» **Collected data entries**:
==========

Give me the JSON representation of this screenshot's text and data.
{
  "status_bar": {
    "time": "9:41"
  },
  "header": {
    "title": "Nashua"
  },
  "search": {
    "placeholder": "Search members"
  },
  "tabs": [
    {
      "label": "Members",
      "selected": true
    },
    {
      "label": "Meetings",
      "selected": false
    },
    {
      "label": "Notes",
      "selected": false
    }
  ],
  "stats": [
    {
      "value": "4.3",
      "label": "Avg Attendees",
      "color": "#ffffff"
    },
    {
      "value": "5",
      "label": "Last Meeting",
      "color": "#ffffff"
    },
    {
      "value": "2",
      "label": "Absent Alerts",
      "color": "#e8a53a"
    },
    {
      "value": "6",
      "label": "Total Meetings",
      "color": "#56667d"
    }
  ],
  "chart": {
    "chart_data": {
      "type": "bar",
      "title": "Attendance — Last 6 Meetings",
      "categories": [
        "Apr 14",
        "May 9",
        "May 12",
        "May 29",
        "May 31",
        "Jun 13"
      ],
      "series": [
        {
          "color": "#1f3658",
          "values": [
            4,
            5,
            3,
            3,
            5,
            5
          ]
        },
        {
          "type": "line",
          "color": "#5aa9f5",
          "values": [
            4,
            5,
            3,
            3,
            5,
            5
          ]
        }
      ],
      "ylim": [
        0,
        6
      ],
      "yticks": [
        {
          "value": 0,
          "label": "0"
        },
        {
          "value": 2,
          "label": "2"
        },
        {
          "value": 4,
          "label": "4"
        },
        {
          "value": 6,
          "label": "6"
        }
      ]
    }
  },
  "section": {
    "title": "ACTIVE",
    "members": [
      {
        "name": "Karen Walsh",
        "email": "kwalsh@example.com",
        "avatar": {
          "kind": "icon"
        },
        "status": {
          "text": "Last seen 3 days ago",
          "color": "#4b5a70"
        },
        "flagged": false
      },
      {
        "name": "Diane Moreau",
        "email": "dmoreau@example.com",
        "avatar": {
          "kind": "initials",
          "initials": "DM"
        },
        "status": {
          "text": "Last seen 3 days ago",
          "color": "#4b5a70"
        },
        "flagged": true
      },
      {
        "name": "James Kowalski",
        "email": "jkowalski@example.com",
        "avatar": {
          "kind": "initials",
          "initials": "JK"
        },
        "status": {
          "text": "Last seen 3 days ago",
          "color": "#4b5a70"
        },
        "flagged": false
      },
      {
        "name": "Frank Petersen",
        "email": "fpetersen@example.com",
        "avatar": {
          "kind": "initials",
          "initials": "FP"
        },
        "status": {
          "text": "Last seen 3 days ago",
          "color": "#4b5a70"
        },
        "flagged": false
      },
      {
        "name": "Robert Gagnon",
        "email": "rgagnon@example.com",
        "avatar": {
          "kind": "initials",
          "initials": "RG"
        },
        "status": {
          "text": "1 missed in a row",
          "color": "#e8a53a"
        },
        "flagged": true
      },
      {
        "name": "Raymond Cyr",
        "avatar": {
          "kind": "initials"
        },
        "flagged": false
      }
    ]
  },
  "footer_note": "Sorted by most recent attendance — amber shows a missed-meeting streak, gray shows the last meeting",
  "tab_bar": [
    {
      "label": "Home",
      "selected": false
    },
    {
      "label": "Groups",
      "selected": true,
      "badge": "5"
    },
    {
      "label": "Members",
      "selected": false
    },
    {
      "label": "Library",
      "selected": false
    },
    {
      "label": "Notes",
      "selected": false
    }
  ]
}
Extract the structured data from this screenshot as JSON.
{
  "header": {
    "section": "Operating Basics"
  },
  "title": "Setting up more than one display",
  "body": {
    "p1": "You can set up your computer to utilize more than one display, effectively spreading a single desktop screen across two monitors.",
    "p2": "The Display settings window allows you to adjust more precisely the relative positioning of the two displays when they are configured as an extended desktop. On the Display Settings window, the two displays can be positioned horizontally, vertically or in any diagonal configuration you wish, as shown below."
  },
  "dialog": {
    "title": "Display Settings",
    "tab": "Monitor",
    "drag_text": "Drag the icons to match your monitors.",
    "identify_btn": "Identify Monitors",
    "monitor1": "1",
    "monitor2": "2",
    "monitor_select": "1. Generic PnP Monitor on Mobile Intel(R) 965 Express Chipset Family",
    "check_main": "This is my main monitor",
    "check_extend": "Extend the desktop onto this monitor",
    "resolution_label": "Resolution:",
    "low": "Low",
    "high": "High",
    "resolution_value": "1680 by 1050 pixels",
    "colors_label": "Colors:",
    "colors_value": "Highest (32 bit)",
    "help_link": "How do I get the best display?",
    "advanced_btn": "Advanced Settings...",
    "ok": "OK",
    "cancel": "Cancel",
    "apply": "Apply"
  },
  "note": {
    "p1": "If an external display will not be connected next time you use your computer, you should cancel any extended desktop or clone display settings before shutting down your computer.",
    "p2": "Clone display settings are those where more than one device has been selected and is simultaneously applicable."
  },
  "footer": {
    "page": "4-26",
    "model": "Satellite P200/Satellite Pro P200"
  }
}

==========

» **Set exercise**:
The whole listing above needs to be written out again exactly.

» **Finished answer**:
Give me the JSON representation of this screenshot's text and data.
{
  "status_bar": {
    "time": "9:41"
  },
  "header": {
    "title": "Nashua"
  },
  "search": {
    "placeholder": "Search members"
  },
  "tabs": [
    {
      "label": "Members",
      "selected": true
    },
    {
      "label": "Meetings",
      "selected": false
    },
    {
      "label": "Notes",
      "selected": false
    }
  ],
  "stats": [
    {
      "value": "4.3",
      "label": "Avg Attendees",
      "color": "#ffffff"
    },
    {
      "value": "5",
      "label": "Last Meeting",
      "color": "#ffffff"
    },
    {
      "value": "2",
      "label": "Absent Alerts",
      "color": "#e8a53a"
    },
    {
      "value": "6",
      "label": "Total Meetings",
      "color": "#56667d"
    }
  ],
  "chart": {
    "chart_data": {
      "type": "bar",
      "title": "Attendance — Last 6 Meetings",
      "categories": [
        "Apr 14",
        "May 9",
        "May 12",
        "May 29",
        "May 31",
        "Jun 13"
      ],
      "series": [
        {
          "color": "#1f3658",
          "values": [
            4,
            5,
            3,
            3,
            5,
            5
          ]
        },
        {
          "type": "line",
          "color": "#5aa9f5",
          "values": [
            4,
            5,
            3,
            3,
            5,
            5
          ]
        }
      ],
      "ylim": [
        0,
        6
      ],
      "yticks": [
        {
          "value": 0,
          "label": "0"
        },
        {
          "value": 2,
          "label": "2"
        },
        {
          "value": 4,
          "label": "4"
        },
        {
          "value": 6,
          "label": "6"
        }
      ]
    }
  },
  "section": {
    "title": "ACTIVE",
    "members": [
      {
        "name": "Karen Walsh",
        "email": "kwalsh@example.com",
        "avatar": {
          "kind": "icon"
        },
        "status": {
          "text": "Last seen 3 days ago",
          "color": "#4b5a70"
        },
        "flagged": false
      },
      {
        "name": "Diane Moreau",
        "email": "dmoreau@example.com",
        "avatar": {
          "kind": "initials",
          "initials": "DM"
        },
        "status": {
          "text": "Last seen 3 days ago",
          "color": "#4b5a70"
        },
        "flagged": true
      },
      {
        "name": "James Kowalski",
        "email": "jkowalski@example.com",
        "avatar": {
          "kind": "initials",
          "initials": "JK"
        },
        "status": {
          "text": "Last seen 3 days ago",
          "color": "#4b5a70"
        },
        "flagged": false
      },
      {
        "name": "Frank Petersen",
        "email": "fpetersen@example.com",
        "avatar": {
          "kind": "initials",
          "initials": "FP"
        },
        "status": {
          "text": "Last seen 3 days ago",
          "color": "#4b5a70"
        },
        "flagged": false
      },
      {
        "name": "Robert Gagnon",
        "email": "rgagnon@example.com",
        "avatar": {
          "kind": "initials",
          "initials": "RG"
        },
        "status": {
          "text": "1 missed in a row",
          "color": "#e8a53a"
        },
        "flagged": true
      },
      {
        "name": "Raymond Cyr",
        "avatar": {
          "kind": "initials"
        },
        "flagged": false
      }
    ]
  },
  "footer_note": "Sorted by most recent attendance — amber shows a missed-meeting streak, gray shows the last meeting",
  "tab_bar": [
    {
      "label": "Home",
      "selected": false
    },
    {
      "label": "Groups",
      "selected": true,
      "badge": "5"
    },
    {
      "label": "Members",
      "selected": false
    },
    {
      "label": "Library",
      "selected": false
    },
    {
      "label": "Notes",
      "selected": false
    }
  ]
}
Extract the structured data from this screenshot as JSON.
{
  "header": {
    "section": "Operating Basics"
  },
  "title": "Setting up more than one display",
  "body": {
    "p1": "You can set up your computer to utilize more than one display, effectively spreading a single desktop screen across two monitors.",
    "p2": "The Display settings window allows you to adjust more precisely the relative positioning of the two displays when they are configured as an extended desktop. On the Display Settings window, the two displays can be positioned horizontally, vertically or in any diagonal configuration you wish, as shown below."
  },
  "dialog": {
    "title": "Display Settings",
    "tab": "Monitor",
    "drag_text": "Drag the icons to match your monitors.",
    "identify_btn": "Identify Monitors",
    "monitor1": "1",
    "monitor2": "2",
    "monitor_select": "1. Generic PnP Monitor on Mobile Intel(R) 965 Express Chipset Family",
    "check_main": "This is my main monitor",
    "check_extend": "Extend the desktop onto this monitor",
    "resolution_label": "Resolution:",
    "low": "Low",
    "high": "High",
    "resolution_value": "1680 by 1050 pixels",
    "colors_label": "Colors:",
    "colors_value": "Highest (32 bit)",
    "help_link": "How do I get the best display?",
    "advanced_btn": "Advanced Settings...",
    "ok": "OK",
    "cancel": "Cancel",
    "apply": "Apply"
  },
  "note": {
    "p1": "If an external display will not be connected next time you use your computer, you should cancel any extended desktop or clone display settings before shutting down your computer.",
    "p2": "Clone display settings are those where more than one device has been selected and is simultaneously applicable."
  },
  "footer": {
    "page": "4-26",
    "model": "Satellite P200/Satellite Pro P200"
  }
}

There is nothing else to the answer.